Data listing
::::::::::

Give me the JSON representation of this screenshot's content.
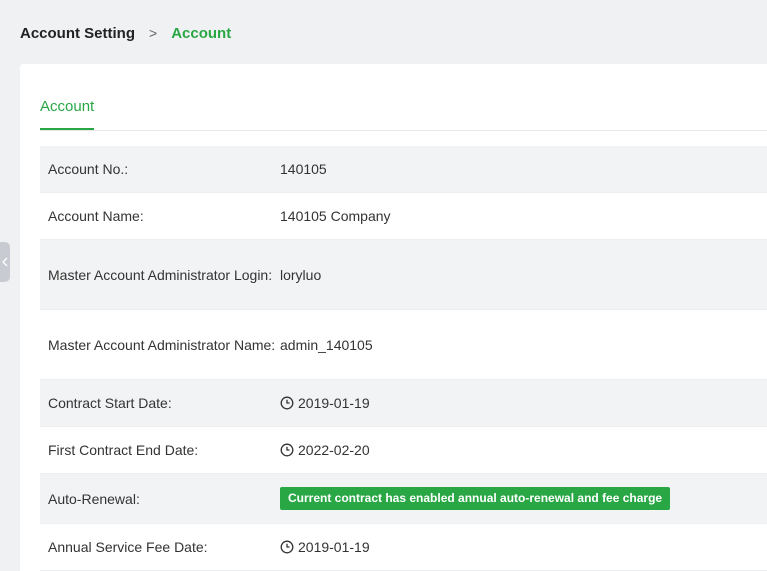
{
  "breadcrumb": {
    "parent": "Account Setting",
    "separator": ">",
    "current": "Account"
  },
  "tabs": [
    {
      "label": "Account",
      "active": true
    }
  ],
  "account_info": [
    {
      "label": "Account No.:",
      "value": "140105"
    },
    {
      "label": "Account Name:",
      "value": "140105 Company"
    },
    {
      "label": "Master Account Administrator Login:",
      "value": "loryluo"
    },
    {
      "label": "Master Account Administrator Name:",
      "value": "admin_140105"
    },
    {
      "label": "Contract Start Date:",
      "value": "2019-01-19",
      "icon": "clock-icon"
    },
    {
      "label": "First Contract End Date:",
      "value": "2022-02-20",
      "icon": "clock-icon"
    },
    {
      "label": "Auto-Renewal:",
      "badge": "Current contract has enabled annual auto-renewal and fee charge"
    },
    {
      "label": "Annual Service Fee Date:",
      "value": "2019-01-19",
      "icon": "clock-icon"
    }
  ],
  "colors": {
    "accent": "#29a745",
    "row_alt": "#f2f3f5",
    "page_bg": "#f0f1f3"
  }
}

::::::::::

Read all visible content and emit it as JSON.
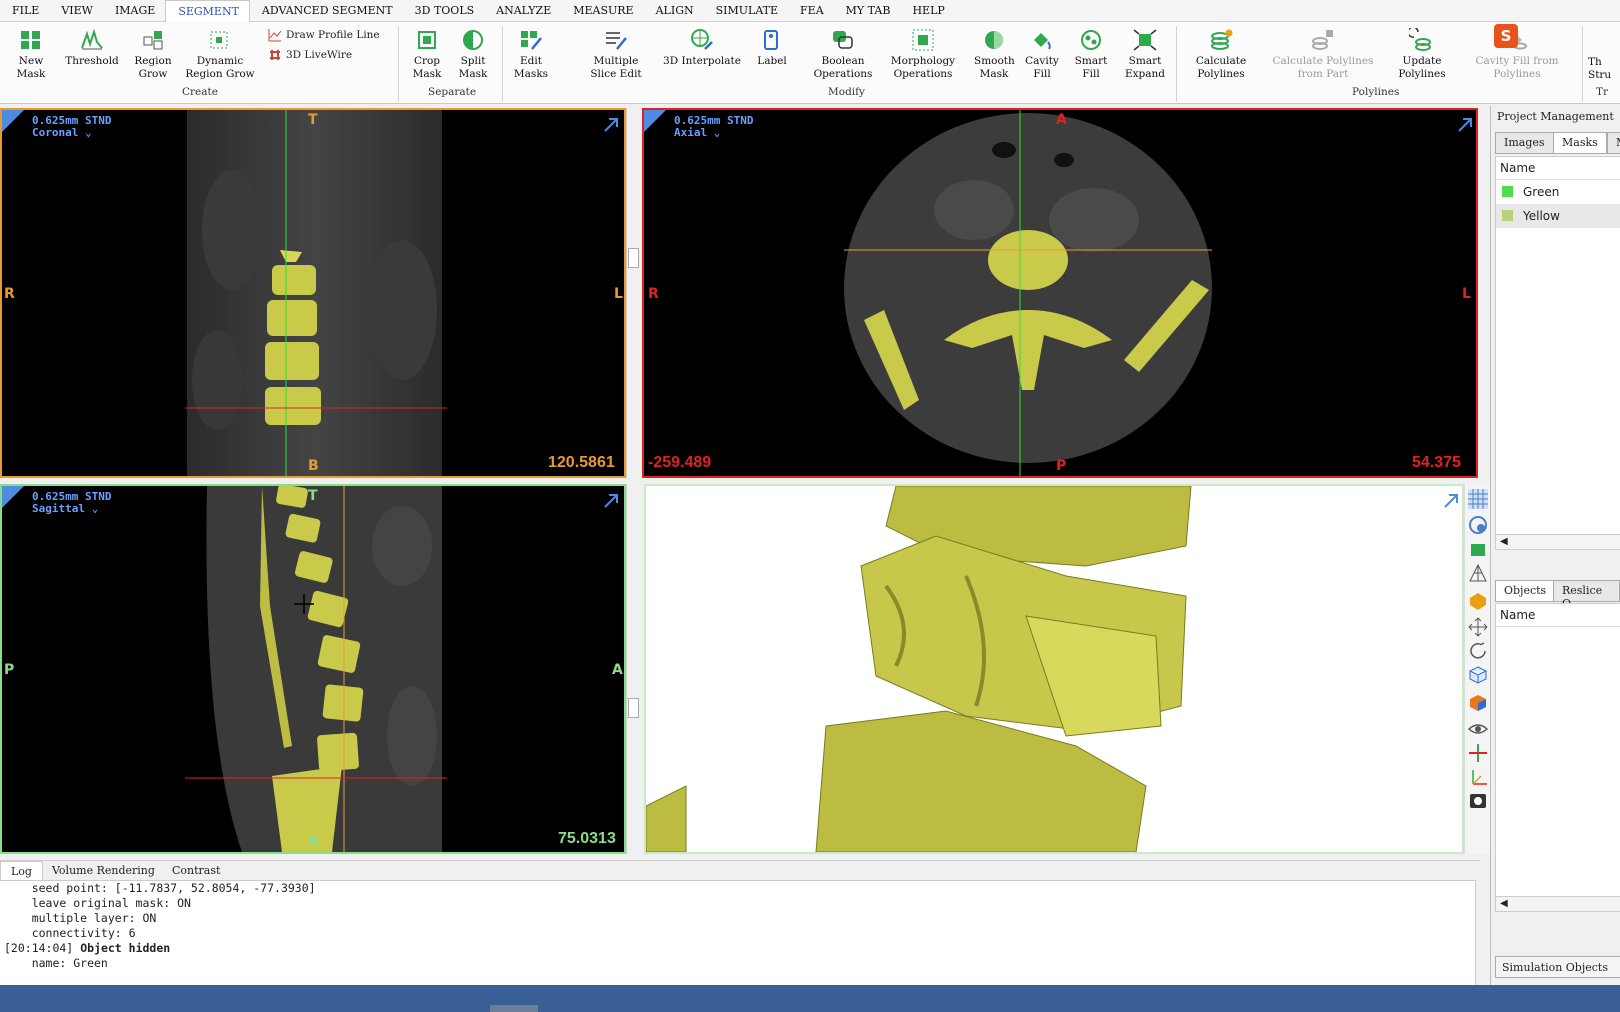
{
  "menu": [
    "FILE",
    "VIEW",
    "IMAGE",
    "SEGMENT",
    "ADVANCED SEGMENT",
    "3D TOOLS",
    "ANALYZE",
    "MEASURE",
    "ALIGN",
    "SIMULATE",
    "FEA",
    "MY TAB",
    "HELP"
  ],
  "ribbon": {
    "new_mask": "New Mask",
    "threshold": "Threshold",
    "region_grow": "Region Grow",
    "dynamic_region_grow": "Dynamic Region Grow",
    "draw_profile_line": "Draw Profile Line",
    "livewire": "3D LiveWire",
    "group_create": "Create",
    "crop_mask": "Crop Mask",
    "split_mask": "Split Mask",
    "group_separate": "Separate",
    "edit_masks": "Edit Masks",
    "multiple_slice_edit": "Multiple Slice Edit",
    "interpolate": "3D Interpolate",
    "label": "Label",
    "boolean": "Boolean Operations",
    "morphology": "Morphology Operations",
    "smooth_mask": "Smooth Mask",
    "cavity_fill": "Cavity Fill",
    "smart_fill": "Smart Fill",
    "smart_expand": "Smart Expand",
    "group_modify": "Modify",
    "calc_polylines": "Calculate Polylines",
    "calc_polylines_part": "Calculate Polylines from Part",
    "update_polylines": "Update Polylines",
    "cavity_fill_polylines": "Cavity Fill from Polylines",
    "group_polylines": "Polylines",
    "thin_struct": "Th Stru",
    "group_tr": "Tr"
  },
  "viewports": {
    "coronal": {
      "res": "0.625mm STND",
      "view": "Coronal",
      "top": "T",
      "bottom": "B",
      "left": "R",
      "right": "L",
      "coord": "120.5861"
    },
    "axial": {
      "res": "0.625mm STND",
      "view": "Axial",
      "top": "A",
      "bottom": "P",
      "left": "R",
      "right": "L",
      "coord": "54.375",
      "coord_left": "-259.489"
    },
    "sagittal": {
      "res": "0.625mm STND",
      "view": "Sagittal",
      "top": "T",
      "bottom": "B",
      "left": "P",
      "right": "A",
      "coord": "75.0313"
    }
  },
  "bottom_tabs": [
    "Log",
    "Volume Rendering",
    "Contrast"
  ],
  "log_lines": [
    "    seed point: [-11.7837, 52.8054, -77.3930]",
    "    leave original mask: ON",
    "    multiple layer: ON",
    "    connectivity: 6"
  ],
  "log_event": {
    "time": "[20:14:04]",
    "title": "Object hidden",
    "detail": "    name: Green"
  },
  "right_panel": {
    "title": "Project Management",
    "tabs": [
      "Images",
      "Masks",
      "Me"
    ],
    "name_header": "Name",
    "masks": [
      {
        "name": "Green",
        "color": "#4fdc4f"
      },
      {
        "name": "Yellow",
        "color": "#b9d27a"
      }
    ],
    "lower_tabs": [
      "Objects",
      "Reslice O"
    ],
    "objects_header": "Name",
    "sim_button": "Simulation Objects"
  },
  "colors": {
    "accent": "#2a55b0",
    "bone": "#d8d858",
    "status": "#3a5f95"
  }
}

::::::::::

■ **Requirement**
Identify each line in the entries with the word "Grow" and copy it.

■ **Written reply**
    "region_grow": "Region Grow",
    "dynamic_region_grow": "Dynamic Region Grow",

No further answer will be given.